▸ YOUR INSTRUCTIONS: Restate the entries word for word, omitting nothing.

(Records that describe figures)
^^^^

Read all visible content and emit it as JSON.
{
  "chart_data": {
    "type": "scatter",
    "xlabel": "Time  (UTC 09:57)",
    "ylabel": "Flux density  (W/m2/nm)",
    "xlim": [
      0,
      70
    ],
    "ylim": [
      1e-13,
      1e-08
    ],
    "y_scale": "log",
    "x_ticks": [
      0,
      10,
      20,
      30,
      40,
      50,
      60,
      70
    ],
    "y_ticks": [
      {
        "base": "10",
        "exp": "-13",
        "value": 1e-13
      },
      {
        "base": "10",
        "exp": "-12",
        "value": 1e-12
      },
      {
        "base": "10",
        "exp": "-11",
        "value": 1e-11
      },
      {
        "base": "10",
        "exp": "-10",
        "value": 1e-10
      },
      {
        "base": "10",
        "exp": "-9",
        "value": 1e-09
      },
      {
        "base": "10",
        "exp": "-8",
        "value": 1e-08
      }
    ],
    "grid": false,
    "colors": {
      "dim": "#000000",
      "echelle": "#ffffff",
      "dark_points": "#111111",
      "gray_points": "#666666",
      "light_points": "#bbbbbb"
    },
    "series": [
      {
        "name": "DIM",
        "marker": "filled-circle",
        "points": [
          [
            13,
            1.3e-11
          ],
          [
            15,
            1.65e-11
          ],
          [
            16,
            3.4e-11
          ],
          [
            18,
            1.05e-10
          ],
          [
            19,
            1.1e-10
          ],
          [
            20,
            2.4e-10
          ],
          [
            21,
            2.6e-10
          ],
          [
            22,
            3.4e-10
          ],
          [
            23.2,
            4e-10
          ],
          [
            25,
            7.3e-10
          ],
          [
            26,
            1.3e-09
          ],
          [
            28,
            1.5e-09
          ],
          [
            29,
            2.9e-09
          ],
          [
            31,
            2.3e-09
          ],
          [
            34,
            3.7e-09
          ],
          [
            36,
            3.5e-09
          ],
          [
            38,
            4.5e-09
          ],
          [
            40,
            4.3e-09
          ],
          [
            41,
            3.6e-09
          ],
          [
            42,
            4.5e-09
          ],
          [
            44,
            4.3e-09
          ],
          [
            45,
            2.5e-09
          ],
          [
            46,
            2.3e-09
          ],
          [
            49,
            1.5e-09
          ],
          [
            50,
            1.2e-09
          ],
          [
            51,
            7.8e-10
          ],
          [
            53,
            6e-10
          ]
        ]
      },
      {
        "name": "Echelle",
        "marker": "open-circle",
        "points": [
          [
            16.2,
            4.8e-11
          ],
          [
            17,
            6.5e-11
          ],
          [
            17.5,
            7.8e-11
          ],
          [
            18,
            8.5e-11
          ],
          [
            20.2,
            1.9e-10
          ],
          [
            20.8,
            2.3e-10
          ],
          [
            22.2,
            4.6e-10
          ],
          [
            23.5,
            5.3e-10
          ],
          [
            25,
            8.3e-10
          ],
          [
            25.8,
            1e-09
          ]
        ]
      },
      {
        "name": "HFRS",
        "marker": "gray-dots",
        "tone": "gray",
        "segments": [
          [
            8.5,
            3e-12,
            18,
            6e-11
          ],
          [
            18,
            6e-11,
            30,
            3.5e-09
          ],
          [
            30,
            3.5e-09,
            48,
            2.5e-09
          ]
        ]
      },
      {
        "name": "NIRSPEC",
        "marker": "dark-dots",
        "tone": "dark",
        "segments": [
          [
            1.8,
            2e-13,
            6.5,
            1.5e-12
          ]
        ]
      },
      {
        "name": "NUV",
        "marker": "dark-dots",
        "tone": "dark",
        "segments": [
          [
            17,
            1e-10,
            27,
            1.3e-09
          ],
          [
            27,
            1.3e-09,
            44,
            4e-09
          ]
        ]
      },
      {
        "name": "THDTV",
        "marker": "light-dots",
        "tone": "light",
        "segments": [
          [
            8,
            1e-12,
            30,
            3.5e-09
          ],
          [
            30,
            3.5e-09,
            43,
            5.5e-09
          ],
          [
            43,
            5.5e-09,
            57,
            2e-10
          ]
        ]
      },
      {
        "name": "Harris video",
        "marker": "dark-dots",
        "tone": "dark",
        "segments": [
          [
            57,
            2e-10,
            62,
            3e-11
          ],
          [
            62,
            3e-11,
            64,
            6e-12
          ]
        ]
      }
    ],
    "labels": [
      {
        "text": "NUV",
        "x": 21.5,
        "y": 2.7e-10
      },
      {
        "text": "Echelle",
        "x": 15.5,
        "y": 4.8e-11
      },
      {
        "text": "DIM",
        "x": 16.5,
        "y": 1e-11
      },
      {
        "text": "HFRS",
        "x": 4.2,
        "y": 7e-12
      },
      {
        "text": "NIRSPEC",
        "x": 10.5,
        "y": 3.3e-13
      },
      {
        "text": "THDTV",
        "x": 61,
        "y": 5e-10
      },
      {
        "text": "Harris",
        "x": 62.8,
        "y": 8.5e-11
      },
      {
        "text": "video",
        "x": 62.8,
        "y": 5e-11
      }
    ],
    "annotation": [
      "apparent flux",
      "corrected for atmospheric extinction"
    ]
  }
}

^^^^

▸ REPLY TO THE TASK:
Read all visible content and emit it as JSON.
{
  "chart_data": {
    "type": "scatter",
    "xlabel": "Time  (UTC 09:57)",
    "ylabel": "Flux density  (W/m2/nm)",
    "xlim": [
      0,
      70
    ],
    "ylim": [
      1e-13,
      1e-08
    ],
    "y_scale": "log",
    "x_ticks": [
      0,
      10,
      20,
      30,
      40,
      50,
      60,
      70
    ],
    "y_ticks": [
      {
        "base": "10",
        "exp": "-13",
        "value": 1e-13
      },
      {
        "base": "10",
        "exp": "-12",
        "value": 1e-12
      },
      {
        "base": "10",
        "exp": "-11",
        "value": 1e-11
      },
      {
        "base": "10",
        "exp": "-10",
        "value": 1e-10
      },
      {
        "base": "10",
        "exp": "-9",
        "value": 1e-09
      },
      {
        "base": "10",
        "exp": "-8",
        "value": 1e-08
      }
    ],
    "grid": false,
    "colors": {
      "dim": "#000000",
      "echelle": "#ffffff",
      "dark_points": "#111111",
      "gray_points": "#666666",
      "light_points": "#bbbbbb"
    },
    "series": [
      {
        "name": "DIM",
        "marker": "filled-circle",
        "points": [
          [
            13,
            1.3e-11
          ],
          [
            15,
            1.65e-11
          ],
          [
            16,
            3.4e-11
          ],
          [
            18,
            1.05e-10
          ],
          [
            19,
            1.1e-10
          ],
          [
            20,
            2.4e-10
          ],
          [
            21,
            2.6e-10
          ],
          [
            22,
            3.4e-10
          ],
          [
            23.2,
            4e-10
          ],
          [
            25,
            7.3e-10
          ],
          [
            26,
            1.3e-09
          ],
          [
            28,
            1.5e-09
          ],
          [
            29,
            2.9e-09
          ],
          [
            31,
            2.3e-09
          ],
          [
            34,
            3.7e-09
          ],
          [
            36,
            3.5e-09
          ],
          [
            38,
            4.5e-09
          ],
          [
            40,
            4.3e-09
          ],
          [
            41,
            3.6e-09
          ],
          [
            42,
            4.5e-09
          ],
          [
            44,
            4.3e-09
          ],
          [
            45,
            2.5e-09
          ],
          [
            46,
            2.3e-09
          ],
          [
            49,
            1.5e-09
          ],
          [
            50,
            1.2e-09
          ],
          [
            51,
            7.8e-10
          ],
          [
            53,
            6e-10
          ]
        ]
      },
      {
        "name": "Echelle",
        "marker": "open-circle",
        "points": [
          [
            16.2,
            4.8e-11
          ],
          [
            17,
            6.5e-11
          ],
          [
            17.5,
            7.8e-11
          ],
          [
            18,
            8.5e-11
          ],
          [
            20.2,
            1.9e-10
          ],
          [
            20.8,
            2.3e-10
          ],
          [
            22.2,
            4.6e-10
          ],
          [
            23.5,
            5.3e-10
          ],
          [
            25,
            8.3e-10
          ],
          [
            25.8,
            1e-09
          ]
        ]
      },
      {
        "name": "HFRS",
        "marker": "gray-dots",
        "tone": "gray",
        "segments": [
          [
            8.5,
            3e-12,
            18,
            6e-11
          ],
          [
            18,
            6e-11,
            30,
            3.5e-09
          ],
          [
            30,
            3.5e-09,
            48,
            2.5e-09
          ]
        ]
      },
      {
        "name": "NIRSPEC",
        "marker": "dark-dots",
        "tone": "dark",
        "segments": [
          [
            1.8,
            2e-13,
            6.5,
            1.5e-12
          ]
        ]
      },
      {
        "name": "NUV",
        "marker": "dark-dots",
        "tone": "dark",
        "segments": [
          [
            17,
            1e-10,
            27,
            1.3e-09
          ],
          [
            27,
            1.3e-09,
            44,
            4e-09
          ]
        ]
      },
      {
        "name": "THDTV",
        "marker": "light-dots",
        "tone": "light",
        "segments": [
          [
            8,
            1e-12,
            30,
            3.5e-09
          ],
          [
            30,
            3.5e-09,
            43,
            5.5e-09
          ],
          [
            43,
            5.5e-09,
            57,
            2e-10
          ]
        ]
      },
      {
        "name": "Harris video",
        "marker": "dark-dots",
        "tone": "dark",
        "segments": [
          [
            57,
            2e-10,
            62,
            3e-11
          ],
          [
            62,
            3e-11,
            64,
            6e-12
          ]
        ]
      }
    ],
    "labels": [
      {
        "text": "NUV",
        "x": 21.5,
        "y": 2.7e-10
      },
      {
        "text": "Echelle",
        "x": 15.5,
        "y": 4.8e-11
      },
      {
        "text": "DIM",
        "x": 16.5,
        "y": 1e-11
      },
      {
        "text": "HFRS",
        "x": 4.2,
        "y": 7e-12
      },
      {
        "text": "NIRSPEC",
        "x": 10.5,
        "y": 3.3e-13
      },
      {
        "text": "THDTV",
        "x": 61,
        "y": 5e-10
      },
      {
        "text": "Harris",
        "x": 62.8,
        "y": 8.5e-11
      },
      {
        "text": "video",
        "x": 62.8,
        "y": 5e-11
      }
    ],
    "annotation": [
      "apparent flux",
      "corrected for atmospheric extinction"
    ]
  }
}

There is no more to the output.